- **TASK INPUTS**:
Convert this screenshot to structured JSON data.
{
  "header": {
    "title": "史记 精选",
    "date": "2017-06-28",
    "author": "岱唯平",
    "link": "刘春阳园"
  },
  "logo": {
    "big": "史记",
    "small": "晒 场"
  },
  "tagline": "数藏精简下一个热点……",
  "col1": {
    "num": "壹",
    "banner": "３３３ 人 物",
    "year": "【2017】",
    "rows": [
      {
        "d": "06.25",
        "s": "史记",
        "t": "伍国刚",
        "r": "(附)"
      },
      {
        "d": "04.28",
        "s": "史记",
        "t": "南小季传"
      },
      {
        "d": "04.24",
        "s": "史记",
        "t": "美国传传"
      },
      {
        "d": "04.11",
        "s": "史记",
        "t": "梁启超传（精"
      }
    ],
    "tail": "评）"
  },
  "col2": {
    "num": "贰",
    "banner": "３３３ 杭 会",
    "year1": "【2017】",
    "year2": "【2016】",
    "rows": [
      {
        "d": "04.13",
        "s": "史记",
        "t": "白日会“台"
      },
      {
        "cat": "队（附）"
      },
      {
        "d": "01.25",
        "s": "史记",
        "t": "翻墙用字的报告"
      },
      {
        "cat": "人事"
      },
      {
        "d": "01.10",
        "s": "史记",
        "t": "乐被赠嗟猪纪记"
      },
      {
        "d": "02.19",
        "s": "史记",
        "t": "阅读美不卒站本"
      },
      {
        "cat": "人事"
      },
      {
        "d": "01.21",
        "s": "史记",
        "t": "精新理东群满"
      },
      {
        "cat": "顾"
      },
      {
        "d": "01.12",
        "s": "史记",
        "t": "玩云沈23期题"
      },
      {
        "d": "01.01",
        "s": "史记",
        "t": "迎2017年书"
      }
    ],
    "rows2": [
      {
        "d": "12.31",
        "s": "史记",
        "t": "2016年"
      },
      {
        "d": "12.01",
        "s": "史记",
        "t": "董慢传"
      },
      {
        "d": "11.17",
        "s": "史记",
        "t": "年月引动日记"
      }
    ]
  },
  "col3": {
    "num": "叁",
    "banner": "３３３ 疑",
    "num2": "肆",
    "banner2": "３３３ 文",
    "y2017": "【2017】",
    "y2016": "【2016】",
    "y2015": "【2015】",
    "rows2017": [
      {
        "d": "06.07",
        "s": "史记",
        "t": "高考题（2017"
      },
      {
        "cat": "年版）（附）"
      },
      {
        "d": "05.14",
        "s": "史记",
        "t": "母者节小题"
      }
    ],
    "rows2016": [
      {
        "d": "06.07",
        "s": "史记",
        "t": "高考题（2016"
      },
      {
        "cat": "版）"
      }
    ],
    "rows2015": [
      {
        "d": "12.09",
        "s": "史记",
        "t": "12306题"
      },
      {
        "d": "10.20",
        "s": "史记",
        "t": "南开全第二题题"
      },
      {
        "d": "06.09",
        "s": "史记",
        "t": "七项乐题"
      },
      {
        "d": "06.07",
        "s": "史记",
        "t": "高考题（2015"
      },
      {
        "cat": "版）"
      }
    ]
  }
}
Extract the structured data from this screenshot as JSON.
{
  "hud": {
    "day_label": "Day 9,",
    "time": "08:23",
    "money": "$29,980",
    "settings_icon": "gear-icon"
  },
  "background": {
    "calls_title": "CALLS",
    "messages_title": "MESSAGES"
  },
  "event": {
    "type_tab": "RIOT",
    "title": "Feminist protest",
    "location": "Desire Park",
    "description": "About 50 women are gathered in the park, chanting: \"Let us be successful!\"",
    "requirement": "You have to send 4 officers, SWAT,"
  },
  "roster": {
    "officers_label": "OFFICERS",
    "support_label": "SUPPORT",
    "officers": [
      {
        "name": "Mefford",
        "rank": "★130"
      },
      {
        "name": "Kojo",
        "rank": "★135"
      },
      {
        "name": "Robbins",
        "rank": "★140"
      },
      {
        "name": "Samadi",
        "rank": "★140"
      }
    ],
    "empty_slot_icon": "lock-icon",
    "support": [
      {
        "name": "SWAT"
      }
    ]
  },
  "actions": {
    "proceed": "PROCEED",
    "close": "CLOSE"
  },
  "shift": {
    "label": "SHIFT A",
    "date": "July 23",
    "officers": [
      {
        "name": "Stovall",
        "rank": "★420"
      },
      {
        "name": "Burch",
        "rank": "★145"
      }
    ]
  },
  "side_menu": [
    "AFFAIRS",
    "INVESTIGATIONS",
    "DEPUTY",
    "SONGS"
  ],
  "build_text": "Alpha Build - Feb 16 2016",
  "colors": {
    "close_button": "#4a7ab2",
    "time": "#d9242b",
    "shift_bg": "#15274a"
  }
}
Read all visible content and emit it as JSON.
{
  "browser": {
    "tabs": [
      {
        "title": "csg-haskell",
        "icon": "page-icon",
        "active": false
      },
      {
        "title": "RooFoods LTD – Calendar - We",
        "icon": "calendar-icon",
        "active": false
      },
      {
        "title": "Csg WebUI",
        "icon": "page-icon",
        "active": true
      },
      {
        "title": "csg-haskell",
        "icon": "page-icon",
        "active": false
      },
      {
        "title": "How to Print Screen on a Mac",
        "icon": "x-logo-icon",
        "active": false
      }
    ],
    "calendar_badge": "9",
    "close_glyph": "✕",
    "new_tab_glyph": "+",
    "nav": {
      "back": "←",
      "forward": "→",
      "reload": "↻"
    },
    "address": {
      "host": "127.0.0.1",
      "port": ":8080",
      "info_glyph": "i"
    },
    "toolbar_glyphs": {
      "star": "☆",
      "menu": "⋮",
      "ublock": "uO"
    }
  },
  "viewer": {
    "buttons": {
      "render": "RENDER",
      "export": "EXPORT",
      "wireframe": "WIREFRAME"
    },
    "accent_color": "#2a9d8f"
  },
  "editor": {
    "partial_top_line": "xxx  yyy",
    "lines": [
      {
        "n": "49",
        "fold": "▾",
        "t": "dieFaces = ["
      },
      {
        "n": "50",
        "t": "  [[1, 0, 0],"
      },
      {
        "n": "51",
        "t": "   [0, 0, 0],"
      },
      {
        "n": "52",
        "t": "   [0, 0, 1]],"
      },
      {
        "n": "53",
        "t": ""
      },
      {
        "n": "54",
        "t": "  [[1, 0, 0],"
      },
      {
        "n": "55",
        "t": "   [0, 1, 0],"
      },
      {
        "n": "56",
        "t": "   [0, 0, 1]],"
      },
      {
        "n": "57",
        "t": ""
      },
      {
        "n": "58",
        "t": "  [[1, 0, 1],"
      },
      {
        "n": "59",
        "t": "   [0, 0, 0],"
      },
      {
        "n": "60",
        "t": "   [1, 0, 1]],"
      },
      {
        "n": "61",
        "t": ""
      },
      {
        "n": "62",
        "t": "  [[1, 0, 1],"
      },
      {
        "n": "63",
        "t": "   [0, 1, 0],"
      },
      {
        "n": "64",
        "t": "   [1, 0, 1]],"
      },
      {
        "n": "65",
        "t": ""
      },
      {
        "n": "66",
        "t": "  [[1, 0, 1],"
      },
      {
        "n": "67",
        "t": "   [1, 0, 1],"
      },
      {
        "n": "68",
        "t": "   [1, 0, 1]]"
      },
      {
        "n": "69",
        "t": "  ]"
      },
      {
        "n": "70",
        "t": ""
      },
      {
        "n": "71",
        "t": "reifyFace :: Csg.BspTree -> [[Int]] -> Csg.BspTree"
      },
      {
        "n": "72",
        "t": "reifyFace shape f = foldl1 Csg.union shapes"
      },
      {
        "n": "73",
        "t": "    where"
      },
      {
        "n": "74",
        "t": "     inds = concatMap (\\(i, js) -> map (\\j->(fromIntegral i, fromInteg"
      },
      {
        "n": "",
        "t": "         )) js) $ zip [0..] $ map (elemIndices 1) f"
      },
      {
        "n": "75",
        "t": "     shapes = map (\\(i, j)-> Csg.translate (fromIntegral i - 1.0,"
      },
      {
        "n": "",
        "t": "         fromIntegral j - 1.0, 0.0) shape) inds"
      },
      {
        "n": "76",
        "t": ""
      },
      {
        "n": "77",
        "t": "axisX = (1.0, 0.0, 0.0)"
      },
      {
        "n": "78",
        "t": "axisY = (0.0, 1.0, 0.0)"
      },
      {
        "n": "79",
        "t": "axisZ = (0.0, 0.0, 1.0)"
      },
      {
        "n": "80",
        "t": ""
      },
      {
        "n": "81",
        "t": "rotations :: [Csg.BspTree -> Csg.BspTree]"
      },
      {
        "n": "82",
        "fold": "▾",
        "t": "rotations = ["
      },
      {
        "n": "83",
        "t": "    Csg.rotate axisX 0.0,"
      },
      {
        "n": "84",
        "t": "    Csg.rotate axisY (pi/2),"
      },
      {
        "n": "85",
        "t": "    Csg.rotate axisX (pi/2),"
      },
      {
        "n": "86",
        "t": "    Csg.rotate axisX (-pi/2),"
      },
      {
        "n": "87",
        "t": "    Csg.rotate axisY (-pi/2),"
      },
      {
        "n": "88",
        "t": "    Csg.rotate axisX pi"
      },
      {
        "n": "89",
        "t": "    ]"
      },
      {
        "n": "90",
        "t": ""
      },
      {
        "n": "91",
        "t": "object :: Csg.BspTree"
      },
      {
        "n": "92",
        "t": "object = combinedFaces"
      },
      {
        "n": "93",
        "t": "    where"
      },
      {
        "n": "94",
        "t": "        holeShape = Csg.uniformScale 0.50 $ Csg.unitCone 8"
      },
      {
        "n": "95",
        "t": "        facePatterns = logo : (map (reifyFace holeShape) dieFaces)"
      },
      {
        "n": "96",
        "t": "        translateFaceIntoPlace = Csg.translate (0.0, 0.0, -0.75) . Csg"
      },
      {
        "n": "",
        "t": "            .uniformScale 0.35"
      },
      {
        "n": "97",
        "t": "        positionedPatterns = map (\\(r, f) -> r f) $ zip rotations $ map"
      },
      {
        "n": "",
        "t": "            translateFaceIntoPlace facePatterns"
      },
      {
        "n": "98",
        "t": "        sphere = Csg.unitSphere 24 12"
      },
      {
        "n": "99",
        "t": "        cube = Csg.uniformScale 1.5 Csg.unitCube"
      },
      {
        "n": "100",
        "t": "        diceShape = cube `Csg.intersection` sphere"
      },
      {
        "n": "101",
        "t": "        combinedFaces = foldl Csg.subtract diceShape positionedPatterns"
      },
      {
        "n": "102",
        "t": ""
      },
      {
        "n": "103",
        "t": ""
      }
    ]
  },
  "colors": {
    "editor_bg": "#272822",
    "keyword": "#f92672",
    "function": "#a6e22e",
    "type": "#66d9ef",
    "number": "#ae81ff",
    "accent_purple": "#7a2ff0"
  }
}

- **WHAT IS ASKED**:
Search the entries for "reifyFace" and copy out each line that has it.

- **EXERCISE SOLUTION**:
        "t": "reifyFace :: Csg.BspTree -> [[Int]] -> Csg.BspTree"
        "t": "reifyFace shape f = foldl1 Csg.union shapes"
        "t": "        facePatterns = logo : (map (reifyFace holeShape) dieFaces)"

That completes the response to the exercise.